## Task instructions
Reproduce verbatim the portion of the material that opens with the line containing "slice-label: NS/ NC29,4 [195,155,325,170]" and closes with the line containing "is w=1100 h=462.". Include both of those boundary lines.

BEGIN The input

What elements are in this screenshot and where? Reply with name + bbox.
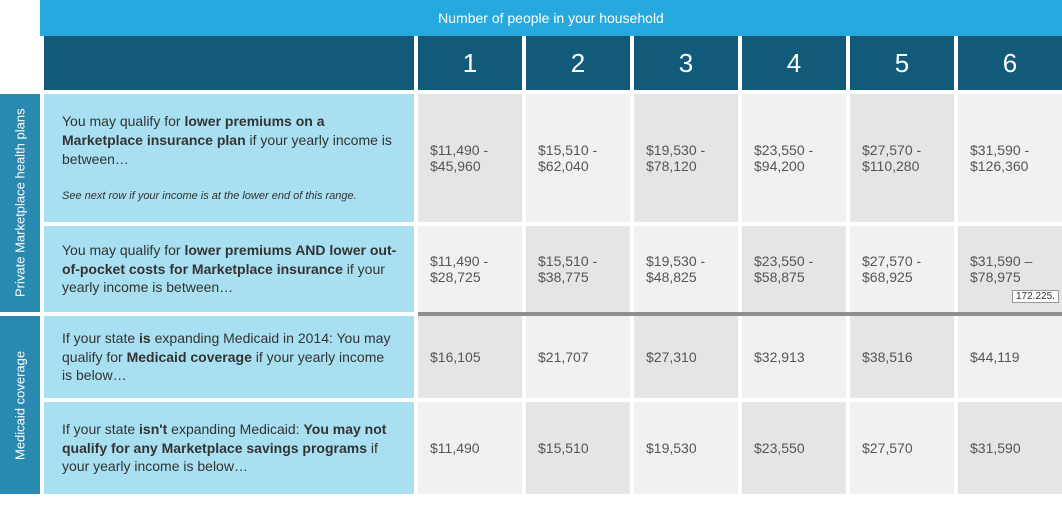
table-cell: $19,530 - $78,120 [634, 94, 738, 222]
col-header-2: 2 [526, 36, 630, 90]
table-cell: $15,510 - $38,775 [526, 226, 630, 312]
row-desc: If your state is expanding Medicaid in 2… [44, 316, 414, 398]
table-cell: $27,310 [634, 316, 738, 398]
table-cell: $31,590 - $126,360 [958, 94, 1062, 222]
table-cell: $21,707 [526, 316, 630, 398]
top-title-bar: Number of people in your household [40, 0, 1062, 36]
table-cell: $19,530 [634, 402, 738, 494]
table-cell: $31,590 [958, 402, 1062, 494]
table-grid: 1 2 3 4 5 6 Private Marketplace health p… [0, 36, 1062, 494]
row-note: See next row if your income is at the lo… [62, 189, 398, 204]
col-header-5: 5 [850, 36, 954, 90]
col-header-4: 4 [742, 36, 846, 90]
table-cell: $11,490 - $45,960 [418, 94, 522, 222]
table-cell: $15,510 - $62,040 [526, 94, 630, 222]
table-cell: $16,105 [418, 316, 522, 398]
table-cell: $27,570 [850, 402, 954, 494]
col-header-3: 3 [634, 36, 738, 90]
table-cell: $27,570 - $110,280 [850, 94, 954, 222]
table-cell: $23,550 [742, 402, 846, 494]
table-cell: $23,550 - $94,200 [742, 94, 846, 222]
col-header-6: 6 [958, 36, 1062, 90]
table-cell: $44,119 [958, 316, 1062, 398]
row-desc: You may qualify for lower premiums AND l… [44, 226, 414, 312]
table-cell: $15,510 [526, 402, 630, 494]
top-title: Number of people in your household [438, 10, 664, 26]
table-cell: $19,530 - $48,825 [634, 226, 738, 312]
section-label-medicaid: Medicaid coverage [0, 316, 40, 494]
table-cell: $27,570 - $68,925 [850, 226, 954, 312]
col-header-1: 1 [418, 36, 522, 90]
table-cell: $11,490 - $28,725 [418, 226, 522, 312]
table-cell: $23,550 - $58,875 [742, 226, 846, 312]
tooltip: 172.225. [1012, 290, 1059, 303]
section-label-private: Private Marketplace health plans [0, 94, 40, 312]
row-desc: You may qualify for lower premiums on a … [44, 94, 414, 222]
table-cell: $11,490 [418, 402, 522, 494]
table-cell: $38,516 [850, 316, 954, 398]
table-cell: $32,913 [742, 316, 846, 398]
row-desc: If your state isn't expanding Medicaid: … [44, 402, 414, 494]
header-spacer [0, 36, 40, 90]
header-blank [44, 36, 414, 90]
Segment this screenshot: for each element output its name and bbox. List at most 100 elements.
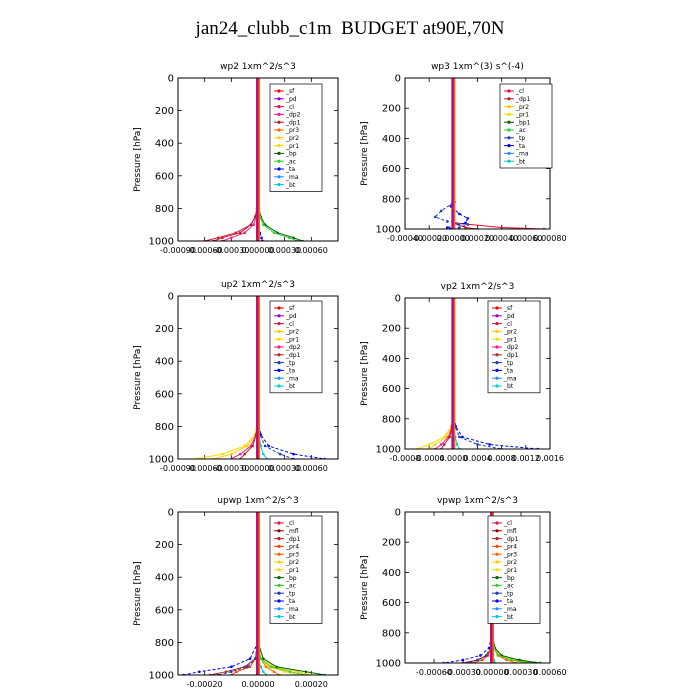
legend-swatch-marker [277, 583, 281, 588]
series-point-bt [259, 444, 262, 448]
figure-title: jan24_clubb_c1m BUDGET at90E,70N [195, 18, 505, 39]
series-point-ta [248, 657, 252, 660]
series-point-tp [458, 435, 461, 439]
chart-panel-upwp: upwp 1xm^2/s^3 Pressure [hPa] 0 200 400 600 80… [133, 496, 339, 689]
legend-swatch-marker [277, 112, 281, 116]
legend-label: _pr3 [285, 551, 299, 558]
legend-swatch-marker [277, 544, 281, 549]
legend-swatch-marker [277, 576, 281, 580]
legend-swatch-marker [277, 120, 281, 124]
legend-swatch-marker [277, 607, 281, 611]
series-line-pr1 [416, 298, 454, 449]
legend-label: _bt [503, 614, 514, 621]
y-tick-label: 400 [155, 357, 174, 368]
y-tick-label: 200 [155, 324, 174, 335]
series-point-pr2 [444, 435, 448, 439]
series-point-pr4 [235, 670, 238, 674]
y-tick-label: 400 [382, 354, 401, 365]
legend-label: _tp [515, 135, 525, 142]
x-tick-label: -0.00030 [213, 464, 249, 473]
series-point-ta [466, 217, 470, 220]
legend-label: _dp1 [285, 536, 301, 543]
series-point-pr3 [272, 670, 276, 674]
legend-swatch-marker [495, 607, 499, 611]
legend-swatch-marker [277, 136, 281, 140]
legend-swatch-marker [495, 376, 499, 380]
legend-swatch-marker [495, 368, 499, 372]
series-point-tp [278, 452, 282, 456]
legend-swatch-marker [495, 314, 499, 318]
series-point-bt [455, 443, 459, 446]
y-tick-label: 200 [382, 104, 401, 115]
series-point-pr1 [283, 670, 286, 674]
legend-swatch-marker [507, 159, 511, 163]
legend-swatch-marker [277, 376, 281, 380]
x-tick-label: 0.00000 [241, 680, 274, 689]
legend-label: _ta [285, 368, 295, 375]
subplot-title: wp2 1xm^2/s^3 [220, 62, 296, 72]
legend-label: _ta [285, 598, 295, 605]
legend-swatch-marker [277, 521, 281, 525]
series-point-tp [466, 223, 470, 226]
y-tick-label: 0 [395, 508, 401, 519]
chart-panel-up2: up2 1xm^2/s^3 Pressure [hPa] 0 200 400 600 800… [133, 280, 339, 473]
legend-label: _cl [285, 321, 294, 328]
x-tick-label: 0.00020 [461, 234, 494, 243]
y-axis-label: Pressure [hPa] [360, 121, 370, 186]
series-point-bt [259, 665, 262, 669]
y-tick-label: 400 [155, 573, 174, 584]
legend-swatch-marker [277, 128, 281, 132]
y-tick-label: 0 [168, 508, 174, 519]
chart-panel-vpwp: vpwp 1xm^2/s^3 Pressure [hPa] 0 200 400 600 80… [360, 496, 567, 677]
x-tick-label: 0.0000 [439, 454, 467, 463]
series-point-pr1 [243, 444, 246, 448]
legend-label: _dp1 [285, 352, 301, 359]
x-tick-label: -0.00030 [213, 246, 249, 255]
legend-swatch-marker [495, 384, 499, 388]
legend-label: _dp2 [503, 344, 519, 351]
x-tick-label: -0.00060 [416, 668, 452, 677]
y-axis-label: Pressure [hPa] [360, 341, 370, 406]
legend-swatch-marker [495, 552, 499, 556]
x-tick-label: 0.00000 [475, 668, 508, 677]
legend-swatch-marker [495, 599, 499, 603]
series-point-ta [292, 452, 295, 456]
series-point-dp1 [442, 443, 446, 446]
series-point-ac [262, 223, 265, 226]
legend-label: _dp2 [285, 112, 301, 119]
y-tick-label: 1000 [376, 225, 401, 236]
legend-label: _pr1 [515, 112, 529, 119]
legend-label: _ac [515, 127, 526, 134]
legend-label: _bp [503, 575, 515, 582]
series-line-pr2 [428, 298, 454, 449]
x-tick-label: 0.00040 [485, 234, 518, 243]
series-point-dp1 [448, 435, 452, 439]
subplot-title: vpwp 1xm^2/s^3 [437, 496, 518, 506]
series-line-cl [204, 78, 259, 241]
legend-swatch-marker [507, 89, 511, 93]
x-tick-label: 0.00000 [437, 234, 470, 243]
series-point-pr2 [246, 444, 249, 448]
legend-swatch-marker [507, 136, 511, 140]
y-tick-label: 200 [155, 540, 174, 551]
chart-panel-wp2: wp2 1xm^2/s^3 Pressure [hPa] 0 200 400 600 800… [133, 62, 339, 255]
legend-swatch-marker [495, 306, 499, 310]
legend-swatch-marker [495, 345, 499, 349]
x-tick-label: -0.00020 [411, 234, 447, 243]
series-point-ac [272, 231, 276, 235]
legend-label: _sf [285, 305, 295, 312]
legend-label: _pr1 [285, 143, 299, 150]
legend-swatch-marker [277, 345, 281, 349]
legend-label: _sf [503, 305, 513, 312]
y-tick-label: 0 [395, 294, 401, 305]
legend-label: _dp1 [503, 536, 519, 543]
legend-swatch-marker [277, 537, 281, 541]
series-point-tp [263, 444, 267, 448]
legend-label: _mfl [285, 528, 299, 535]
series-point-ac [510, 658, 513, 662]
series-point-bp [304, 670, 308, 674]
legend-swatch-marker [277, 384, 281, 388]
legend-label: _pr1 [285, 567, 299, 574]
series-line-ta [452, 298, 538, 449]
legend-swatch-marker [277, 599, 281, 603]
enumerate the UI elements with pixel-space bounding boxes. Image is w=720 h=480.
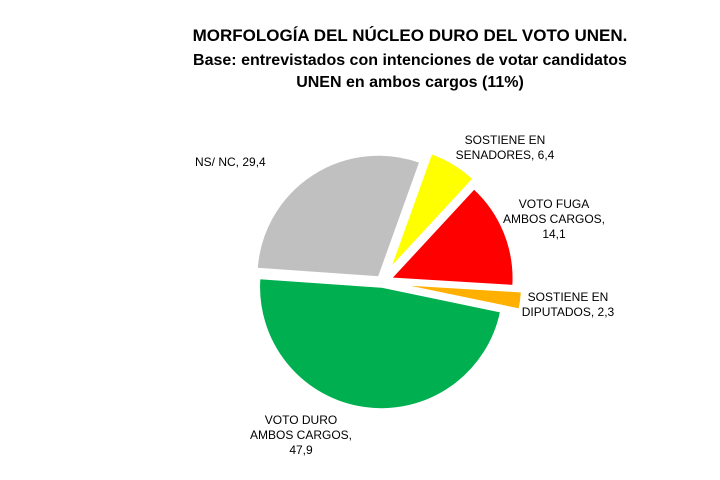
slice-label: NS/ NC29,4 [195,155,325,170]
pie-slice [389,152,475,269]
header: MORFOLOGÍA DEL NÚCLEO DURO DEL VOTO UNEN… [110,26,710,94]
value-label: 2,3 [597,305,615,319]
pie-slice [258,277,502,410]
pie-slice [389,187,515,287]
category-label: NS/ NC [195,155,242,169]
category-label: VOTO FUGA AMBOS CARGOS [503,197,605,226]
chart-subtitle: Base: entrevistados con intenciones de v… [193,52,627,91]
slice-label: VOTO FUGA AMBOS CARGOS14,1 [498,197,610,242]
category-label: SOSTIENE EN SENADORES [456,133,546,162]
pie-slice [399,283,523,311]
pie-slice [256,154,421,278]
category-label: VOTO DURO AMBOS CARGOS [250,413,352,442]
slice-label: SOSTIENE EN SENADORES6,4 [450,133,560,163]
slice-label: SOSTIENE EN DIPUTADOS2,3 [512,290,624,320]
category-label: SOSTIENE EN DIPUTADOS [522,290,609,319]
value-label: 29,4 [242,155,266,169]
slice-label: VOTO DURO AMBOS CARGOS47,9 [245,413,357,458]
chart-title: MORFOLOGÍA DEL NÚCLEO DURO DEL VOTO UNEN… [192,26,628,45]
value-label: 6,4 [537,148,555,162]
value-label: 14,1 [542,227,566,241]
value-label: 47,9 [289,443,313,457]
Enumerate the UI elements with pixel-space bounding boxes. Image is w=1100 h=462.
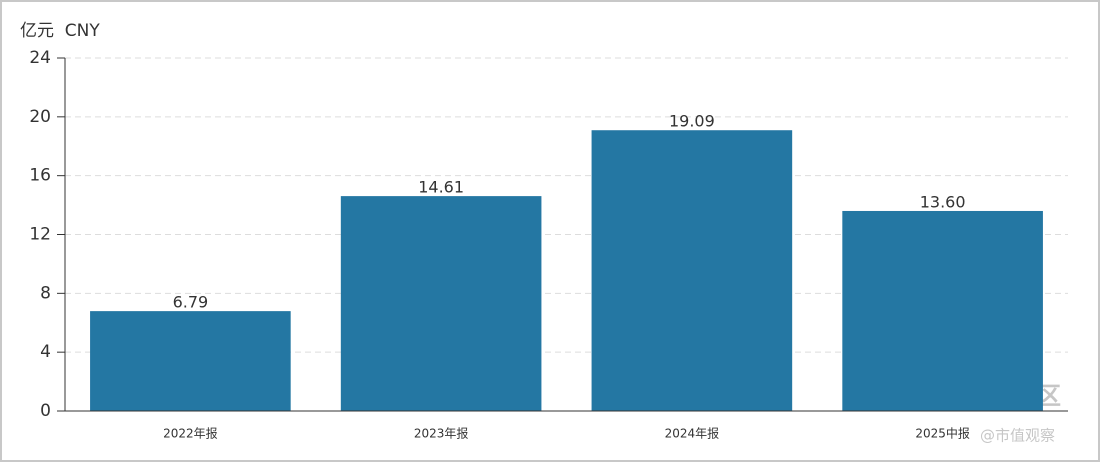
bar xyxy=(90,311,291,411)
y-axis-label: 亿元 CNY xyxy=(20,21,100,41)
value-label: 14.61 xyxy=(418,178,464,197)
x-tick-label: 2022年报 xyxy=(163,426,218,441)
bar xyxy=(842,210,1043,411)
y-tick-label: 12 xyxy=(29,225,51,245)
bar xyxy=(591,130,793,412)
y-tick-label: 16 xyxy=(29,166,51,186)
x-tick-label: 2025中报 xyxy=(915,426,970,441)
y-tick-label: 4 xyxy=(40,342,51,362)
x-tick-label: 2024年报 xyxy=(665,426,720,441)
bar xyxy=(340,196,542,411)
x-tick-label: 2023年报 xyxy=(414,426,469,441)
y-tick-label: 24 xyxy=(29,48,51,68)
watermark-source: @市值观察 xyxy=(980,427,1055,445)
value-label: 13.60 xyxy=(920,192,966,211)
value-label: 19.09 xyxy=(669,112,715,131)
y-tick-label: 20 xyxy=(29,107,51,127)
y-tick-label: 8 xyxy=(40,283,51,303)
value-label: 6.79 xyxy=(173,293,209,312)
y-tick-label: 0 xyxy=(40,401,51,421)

END The input

## Solution to the problem
slice-label: NS/ NC29,4 [195,155,325,170]
pie-slice [389,152,475,269]
header: MORFOLOGÍA DEL NÚCLEO DURO DEL VOTO UNEN… [110,26,710,94]
value-label: 2,3 [597,305,615,319]
pie-slice [258,277,502,410]
pie-slice [389,187,515,287]
category-label: NS/ NC [195,155,242,169]
category-label: VOTO FUGA AMBOS CARGOS [503,197,605,226]
chart-subtitle: Base: entrevistados con intenciones de v… [193,52,627,91]
slice-label: VOTO FUGA AMBOS CARGOS14,1 [498,197,610,242]
category-label: SOSTIENE EN SENADORES [456,133,546,162]
pie-slice [399,283,523,311]
pie-slice [256,154,421,278]
category-label: VOTO DURO AMBOS CARGOS [250,413,352,442]
slice-label: SOSTIENE EN SENADORES6,4 [450,133,560,163]
slice-label: SOSTIENE EN DIPUTADOS2,3 [512,290,624,320]
category-label: SOSTIENE EN DIPUTADOS [522,290,609,319]
value-label: 29,4 [242,155,266,169]
slice-label: VOTO DURO AMBOS CARGOS47,9 [245,413,357,458]
chart-title: MORFOLOGÍA DEL NÚCLEO DURO DEL VOTO UNEN… [192,26,628,45]
value-label: 6,4 [537,148,555,162]
value-label: 14,1 [542,227,566,241]
value-label: 47,9 [289,443,313,457]
Enumerate the UI elements with pixel-space bounding boxes. Image is w=1100 h=462.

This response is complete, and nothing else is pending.